** Start of Records provided **

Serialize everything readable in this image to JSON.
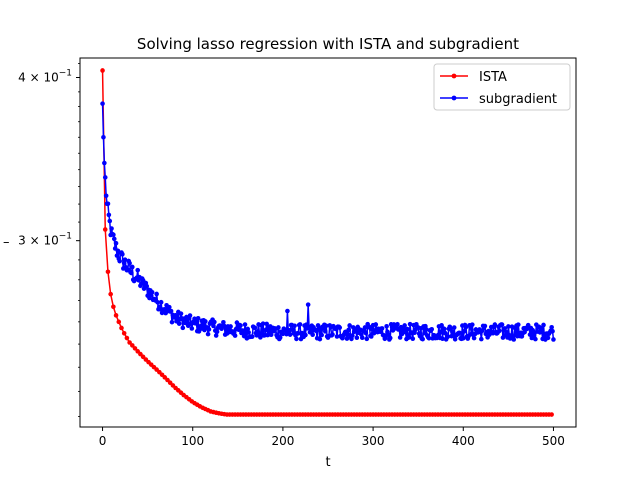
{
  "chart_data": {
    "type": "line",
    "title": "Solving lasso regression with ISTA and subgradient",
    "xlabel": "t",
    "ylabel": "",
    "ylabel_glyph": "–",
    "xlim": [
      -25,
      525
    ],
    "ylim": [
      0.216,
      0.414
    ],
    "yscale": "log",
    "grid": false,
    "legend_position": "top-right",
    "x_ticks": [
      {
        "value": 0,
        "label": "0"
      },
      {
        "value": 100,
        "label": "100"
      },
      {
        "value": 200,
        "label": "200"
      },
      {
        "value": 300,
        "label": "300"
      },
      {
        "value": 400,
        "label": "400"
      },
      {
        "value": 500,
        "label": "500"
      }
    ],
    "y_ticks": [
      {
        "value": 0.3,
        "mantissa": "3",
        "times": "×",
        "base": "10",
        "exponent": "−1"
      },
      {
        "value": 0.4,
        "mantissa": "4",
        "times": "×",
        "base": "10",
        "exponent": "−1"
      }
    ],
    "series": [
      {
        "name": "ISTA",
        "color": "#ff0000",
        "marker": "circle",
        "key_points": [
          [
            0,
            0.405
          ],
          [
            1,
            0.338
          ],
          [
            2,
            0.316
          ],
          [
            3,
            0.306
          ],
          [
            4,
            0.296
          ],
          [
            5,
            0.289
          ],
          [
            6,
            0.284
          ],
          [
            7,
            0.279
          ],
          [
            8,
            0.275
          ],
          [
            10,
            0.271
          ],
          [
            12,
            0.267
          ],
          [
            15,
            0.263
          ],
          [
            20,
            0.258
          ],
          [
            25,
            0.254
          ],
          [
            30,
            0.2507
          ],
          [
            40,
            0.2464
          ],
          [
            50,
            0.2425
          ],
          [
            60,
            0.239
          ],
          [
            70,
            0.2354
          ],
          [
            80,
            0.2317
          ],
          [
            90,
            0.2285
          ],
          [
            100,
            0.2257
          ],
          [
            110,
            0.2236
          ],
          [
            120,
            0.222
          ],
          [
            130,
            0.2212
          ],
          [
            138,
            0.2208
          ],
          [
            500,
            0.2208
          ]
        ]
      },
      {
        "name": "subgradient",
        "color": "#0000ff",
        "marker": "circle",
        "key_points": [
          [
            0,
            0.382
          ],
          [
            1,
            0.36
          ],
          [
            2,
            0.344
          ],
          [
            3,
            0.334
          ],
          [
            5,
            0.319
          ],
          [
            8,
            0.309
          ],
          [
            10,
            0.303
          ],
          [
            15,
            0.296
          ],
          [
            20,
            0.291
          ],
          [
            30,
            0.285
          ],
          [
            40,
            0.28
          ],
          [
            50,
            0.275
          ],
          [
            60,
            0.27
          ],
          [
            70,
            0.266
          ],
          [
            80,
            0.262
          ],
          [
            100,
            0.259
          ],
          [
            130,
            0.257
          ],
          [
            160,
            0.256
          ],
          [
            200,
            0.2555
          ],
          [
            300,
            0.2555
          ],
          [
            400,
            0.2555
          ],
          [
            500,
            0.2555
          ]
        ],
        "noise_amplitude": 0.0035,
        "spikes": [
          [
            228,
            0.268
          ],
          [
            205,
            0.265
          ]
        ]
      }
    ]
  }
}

** End of Records provided **

• Problem
Reproduce all the entries that precede this task, word for word, minus any pictures.

• Result of the task
Serialize everything readable in this image to JSON.
{
  "chart_data": {
    "type": "line",
    "title": "Solving lasso regression with ISTA and subgradient",
    "xlabel": "t",
    "ylabel": "",
    "ylabel_glyph": "–",
    "xlim": [
      -25,
      525
    ],
    "ylim": [
      0.216,
      0.414
    ],
    "yscale": "log",
    "grid": false,
    "legend_position": "top-right",
    "x_ticks": [
      {
        "value": 0,
        "label": "0"
      },
      {
        "value": 100,
        "label": "100"
      },
      {
        "value": 200,
        "label": "200"
      },
      {
        "value": 300,
        "label": "300"
      },
      {
        "value": 400,
        "label": "400"
      },
      {
        "value": 500,
        "label": "500"
      }
    ],
    "y_ticks": [
      {
        "value": 0.3,
        "mantissa": "3",
        "times": "×",
        "base": "10",
        "exponent": "−1"
      },
      {
        "value": 0.4,
        "mantissa": "4",
        "times": "×",
        "base": "10",
        "exponent": "−1"
      }
    ],
    "series": [
      {
        "name": "ISTA",
        "color": "#ff0000",
        "marker": "circle",
        "key_points": [
          [
            0,
            0.405
          ],
          [
            1,
            0.338
          ],
          [
            2,
            0.316
          ],
          [
            3,
            0.306
          ],
          [
            4,
            0.296
          ],
          [
            5,
            0.289
          ],
          [
            6,
            0.284
          ],
          [
            7,
            0.279
          ],
          [
            8,
            0.275
          ],
          [
            10,
            0.271
          ],
          [
            12,
            0.267
          ],
          [
            15,
            0.263
          ],
          [
            20,
            0.258
          ],
          [
            25,
            0.254
          ],
          [
            30,
            0.2507
          ],
          [
            40,
            0.2464
          ],
          [
            50,
            0.2425
          ],
          [
            60,
            0.239
          ],
          [
            70,
            0.2354
          ],
          [
            80,
            0.2317
          ],
          [
            90,
            0.2285
          ],
          [
            100,
            0.2257
          ],
          [
            110,
            0.2236
          ],
          [
            120,
            0.222
          ],
          [
            130,
            0.2212
          ],
          [
            138,
            0.2208
          ],
          [
            500,
            0.2208
          ]
        ]
      },
      {
        "name": "subgradient",
        "color": "#0000ff",
        "marker": "circle",
        "key_points": [
          [
            0,
            0.382
          ],
          [
            1,
            0.36
          ],
          [
            2,
            0.344
          ],
          [
            3,
            0.334
          ],
          [
            5,
            0.319
          ],
          [
            8,
            0.309
          ],
          [
            10,
            0.303
          ],
          [
            15,
            0.296
          ],
          [
            20,
            0.291
          ],
          [
            30,
            0.285
          ],
          [
            40,
            0.28
          ],
          [
            50,
            0.275
          ],
          [
            60,
            0.27
          ],
          [
            70,
            0.266
          ],
          [
            80,
            0.262
          ],
          [
            100,
            0.259
          ],
          [
            130,
            0.257
          ],
          [
            160,
            0.256
          ],
          [
            200,
            0.2555
          ],
          [
            300,
            0.2555
          ],
          [
            400,
            0.2555
          ],
          [
            500,
            0.2555
          ]
        ],
        "noise_amplitude": 0.0035,
        "spikes": [
          [
            228,
            0.268
          ],
          [
            205,
            0.265
          ]
        ]
      }
    ]
  }
}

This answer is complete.